### DATA RECORDS

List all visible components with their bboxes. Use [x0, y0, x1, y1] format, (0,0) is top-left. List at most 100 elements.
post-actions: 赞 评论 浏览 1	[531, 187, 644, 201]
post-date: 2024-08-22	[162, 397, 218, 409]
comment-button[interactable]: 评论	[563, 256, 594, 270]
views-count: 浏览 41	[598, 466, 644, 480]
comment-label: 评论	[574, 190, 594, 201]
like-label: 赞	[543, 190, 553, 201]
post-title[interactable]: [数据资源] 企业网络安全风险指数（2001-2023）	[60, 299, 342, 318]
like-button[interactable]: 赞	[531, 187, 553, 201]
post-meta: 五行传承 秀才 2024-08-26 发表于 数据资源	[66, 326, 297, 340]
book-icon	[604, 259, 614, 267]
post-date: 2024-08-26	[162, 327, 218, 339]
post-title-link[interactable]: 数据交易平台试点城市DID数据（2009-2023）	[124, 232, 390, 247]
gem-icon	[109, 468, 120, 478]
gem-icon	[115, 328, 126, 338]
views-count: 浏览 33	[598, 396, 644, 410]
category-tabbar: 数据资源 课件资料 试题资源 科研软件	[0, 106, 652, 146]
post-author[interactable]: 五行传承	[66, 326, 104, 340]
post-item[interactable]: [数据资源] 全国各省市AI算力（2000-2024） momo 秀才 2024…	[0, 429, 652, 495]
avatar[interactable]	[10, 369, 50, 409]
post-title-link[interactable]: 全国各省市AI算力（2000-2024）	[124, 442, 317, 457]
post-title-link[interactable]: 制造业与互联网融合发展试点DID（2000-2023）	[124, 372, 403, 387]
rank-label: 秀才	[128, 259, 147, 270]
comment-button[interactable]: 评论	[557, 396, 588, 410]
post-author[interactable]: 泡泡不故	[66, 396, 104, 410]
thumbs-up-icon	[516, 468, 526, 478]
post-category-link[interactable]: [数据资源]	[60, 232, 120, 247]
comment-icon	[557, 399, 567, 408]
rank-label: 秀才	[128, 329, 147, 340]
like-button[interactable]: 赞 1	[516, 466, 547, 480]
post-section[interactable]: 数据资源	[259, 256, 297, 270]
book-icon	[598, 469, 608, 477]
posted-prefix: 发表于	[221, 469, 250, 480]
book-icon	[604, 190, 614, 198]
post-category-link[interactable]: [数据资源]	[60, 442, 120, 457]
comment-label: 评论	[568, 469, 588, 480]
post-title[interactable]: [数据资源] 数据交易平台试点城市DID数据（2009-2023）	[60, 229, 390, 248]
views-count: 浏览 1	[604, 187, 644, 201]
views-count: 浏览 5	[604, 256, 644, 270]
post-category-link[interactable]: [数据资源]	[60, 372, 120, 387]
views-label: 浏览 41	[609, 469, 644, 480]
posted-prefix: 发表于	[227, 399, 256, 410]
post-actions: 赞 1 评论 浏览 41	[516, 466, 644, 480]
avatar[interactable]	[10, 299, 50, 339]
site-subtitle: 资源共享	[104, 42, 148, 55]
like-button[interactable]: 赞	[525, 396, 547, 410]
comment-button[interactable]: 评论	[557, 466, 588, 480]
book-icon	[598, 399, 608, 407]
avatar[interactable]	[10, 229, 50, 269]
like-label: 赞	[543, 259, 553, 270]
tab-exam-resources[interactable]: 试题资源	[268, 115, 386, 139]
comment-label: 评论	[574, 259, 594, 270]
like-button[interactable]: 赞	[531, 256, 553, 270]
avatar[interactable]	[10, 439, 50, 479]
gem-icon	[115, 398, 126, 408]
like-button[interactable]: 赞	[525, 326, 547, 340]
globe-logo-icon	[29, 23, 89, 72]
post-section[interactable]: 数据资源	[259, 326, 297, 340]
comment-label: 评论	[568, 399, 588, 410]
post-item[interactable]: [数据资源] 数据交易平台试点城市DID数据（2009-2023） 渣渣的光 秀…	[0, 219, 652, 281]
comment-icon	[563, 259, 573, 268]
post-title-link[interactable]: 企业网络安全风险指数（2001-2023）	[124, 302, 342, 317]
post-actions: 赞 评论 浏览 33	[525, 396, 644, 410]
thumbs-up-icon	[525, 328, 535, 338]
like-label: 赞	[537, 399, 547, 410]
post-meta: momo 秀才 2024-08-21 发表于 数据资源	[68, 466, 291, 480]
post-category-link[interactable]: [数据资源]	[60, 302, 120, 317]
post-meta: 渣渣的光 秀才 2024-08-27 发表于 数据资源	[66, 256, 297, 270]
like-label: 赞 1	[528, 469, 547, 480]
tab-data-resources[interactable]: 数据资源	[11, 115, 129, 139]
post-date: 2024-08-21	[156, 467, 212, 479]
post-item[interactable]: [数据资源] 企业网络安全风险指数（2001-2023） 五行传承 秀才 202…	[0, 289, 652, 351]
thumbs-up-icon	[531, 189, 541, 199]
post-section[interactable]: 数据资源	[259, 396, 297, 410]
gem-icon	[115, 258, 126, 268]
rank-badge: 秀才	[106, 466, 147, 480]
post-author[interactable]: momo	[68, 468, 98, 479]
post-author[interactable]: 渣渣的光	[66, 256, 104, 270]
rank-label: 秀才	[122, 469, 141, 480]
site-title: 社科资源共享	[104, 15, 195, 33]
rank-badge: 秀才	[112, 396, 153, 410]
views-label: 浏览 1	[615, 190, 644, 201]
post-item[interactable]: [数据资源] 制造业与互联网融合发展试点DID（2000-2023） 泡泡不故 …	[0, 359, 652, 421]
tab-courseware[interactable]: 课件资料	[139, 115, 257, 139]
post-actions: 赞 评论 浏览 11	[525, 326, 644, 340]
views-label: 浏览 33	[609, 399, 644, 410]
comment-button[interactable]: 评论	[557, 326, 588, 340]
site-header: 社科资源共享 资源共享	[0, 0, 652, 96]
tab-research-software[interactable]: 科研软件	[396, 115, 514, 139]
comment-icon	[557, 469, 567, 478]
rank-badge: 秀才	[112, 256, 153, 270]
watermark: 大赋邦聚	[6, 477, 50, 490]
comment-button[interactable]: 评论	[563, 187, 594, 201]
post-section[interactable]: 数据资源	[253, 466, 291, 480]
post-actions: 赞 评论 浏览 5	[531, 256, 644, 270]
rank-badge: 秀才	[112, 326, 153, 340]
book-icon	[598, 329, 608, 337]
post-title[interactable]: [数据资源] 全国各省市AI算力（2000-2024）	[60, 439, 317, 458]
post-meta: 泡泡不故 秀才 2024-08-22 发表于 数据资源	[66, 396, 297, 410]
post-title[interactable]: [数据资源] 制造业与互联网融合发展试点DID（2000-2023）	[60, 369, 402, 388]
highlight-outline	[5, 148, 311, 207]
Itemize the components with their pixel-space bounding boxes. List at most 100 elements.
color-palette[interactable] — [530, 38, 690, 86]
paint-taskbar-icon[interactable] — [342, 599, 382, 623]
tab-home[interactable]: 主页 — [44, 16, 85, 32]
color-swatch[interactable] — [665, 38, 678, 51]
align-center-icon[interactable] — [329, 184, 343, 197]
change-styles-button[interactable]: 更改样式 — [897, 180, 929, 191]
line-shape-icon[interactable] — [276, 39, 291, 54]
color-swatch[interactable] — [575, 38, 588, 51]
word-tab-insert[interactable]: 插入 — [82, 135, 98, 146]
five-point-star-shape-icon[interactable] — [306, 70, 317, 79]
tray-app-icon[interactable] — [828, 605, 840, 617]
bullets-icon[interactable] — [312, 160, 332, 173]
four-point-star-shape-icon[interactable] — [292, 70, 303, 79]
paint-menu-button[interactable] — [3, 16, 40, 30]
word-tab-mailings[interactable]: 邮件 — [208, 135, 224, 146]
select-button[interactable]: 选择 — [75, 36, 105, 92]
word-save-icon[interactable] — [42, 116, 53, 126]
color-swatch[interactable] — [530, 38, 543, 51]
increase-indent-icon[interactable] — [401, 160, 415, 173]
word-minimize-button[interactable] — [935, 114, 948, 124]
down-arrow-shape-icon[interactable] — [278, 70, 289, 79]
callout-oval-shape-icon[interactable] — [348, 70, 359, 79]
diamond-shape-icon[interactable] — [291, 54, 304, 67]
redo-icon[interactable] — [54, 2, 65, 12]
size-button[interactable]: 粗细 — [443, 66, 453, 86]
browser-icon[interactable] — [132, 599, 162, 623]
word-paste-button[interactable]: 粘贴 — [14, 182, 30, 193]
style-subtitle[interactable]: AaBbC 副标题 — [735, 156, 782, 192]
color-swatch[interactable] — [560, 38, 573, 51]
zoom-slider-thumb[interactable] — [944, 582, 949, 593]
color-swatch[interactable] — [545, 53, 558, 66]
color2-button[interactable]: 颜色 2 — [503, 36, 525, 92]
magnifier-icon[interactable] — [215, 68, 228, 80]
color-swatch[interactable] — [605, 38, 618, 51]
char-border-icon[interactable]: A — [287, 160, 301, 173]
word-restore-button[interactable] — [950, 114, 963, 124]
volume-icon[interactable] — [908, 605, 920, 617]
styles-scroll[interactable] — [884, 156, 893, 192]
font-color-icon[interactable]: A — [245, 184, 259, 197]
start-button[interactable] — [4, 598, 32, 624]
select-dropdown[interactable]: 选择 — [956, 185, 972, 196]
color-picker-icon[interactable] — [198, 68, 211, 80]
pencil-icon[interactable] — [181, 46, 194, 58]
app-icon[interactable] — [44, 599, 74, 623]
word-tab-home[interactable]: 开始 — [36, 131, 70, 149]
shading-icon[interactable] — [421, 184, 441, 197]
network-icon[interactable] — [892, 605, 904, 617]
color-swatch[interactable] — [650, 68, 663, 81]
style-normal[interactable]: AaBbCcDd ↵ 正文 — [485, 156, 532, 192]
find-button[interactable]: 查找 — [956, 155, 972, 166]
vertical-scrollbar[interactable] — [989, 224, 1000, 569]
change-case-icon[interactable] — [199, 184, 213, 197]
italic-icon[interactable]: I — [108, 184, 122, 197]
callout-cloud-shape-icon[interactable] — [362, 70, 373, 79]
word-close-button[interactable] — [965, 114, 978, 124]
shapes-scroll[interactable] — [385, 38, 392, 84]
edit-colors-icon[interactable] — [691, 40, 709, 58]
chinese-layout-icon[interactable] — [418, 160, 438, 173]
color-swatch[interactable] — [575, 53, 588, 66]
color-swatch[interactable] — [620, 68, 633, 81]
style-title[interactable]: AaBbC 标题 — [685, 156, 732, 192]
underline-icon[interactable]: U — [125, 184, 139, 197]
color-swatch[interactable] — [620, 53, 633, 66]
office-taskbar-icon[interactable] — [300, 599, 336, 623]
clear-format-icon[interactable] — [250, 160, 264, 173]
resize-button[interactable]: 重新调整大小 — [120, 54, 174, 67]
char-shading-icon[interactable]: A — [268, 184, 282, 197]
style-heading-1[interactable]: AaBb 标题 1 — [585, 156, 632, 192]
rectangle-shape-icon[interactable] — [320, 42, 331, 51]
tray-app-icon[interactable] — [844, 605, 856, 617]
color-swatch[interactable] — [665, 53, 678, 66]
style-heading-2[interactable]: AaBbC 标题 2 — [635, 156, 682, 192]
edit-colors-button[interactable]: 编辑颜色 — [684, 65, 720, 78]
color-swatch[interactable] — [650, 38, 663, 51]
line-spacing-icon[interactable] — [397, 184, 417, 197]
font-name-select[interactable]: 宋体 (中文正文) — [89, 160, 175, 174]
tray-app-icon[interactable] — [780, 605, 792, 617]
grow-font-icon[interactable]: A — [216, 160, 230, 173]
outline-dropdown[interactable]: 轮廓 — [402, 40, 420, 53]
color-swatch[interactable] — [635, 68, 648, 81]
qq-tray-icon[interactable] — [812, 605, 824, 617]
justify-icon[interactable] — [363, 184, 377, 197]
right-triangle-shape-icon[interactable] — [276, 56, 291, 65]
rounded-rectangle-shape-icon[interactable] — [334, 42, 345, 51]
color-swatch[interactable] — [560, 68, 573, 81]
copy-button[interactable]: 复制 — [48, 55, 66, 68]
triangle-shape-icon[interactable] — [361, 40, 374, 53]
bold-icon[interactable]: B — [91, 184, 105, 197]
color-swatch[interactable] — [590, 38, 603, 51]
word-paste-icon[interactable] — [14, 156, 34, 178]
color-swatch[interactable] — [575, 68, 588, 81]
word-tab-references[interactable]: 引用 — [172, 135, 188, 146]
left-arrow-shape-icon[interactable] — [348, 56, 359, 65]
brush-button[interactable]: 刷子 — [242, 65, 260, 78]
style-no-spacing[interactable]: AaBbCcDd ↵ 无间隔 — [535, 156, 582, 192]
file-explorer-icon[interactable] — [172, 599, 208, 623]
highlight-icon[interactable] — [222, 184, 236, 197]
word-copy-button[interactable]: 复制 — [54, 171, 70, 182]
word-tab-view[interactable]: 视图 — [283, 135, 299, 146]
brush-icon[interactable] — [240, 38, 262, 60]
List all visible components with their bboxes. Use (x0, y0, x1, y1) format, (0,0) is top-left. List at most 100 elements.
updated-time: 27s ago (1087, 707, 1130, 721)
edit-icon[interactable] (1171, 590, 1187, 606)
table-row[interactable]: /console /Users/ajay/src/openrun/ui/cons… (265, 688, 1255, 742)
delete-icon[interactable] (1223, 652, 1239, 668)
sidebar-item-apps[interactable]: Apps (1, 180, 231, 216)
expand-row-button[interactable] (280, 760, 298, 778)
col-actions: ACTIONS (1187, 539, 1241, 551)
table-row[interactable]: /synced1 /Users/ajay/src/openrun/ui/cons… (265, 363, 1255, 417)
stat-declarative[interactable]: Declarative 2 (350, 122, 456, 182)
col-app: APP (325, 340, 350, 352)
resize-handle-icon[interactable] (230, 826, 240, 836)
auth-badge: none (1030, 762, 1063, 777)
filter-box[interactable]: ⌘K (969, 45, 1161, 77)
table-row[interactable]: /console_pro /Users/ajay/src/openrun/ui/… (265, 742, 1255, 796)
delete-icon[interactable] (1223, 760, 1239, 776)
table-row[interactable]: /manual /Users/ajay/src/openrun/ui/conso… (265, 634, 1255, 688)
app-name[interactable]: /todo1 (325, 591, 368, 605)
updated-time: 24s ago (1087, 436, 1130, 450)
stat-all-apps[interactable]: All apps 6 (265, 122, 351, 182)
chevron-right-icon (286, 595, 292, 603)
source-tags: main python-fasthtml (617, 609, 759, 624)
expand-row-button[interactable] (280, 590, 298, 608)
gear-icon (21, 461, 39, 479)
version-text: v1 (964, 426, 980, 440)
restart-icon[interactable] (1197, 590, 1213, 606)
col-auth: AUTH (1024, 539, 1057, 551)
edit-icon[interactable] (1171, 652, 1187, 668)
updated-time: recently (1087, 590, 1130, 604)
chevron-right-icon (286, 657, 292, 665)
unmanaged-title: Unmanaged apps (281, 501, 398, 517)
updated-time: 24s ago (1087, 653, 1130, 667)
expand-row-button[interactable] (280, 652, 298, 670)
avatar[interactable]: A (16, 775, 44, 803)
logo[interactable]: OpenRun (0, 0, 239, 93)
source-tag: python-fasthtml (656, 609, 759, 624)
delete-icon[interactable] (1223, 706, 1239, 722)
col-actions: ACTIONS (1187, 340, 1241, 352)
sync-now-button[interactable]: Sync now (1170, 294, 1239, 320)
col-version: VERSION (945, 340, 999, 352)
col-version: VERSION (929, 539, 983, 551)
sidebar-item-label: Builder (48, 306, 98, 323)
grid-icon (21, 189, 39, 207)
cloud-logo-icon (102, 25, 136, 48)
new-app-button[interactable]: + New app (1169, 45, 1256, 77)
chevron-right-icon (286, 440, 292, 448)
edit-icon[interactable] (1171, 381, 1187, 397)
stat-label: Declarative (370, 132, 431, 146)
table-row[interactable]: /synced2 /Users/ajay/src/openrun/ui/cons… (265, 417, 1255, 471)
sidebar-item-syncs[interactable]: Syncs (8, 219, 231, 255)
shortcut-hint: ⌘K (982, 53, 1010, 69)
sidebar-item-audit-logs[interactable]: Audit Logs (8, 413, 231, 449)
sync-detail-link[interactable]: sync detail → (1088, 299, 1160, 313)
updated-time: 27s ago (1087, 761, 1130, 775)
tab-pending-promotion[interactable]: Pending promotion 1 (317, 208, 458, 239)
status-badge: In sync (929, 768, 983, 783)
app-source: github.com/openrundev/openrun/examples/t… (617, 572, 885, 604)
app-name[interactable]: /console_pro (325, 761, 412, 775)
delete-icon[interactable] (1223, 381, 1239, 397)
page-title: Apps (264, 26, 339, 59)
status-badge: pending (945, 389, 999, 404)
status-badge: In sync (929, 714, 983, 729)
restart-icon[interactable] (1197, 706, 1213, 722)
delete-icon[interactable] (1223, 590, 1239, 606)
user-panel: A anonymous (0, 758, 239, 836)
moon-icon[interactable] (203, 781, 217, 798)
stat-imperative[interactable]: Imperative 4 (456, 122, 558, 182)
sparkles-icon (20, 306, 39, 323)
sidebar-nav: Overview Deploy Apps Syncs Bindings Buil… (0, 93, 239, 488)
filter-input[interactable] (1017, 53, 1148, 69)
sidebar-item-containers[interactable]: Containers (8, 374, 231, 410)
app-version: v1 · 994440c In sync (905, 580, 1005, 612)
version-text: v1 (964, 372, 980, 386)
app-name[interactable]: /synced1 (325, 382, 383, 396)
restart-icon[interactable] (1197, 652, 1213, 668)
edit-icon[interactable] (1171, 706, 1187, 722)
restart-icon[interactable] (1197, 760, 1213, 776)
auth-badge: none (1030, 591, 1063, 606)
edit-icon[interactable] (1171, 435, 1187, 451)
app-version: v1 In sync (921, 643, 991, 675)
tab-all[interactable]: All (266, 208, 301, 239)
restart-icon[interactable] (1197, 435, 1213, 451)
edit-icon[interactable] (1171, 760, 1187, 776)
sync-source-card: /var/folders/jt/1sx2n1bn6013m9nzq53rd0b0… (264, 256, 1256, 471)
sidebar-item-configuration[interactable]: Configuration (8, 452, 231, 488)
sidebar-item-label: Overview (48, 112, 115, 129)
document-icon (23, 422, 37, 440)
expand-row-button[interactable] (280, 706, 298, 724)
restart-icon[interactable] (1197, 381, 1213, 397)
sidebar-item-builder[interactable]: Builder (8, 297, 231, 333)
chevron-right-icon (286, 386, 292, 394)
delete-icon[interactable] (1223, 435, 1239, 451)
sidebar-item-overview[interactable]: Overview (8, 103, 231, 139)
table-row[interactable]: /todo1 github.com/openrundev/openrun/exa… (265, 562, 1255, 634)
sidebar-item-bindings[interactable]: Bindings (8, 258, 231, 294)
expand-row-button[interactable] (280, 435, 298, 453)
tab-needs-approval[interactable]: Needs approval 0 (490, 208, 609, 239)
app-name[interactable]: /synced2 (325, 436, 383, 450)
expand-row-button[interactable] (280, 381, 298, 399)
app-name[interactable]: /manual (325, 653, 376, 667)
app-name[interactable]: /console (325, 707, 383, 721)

### GIVEN PROBLEM
Format everything from the start of the material down through the line containing "256, 594, 270]" as a JSON list of strings, with one string per line and blank lines omitted.

### EXPECTED ANSWER
[
  "List all visible components with their bboxes. Use [x0, y0, x1, y1] format, (0,0) is top-left. List at most 100 elements.",
  "post-actions: 赞 评论 浏览 1\t[531, 187, 644, 201]",
  "post-date: 2024-08-22\t[162, 397, 218, 409]",
  "comment-button[interactable]: 评论\t[563, 256, 594, 270]"
]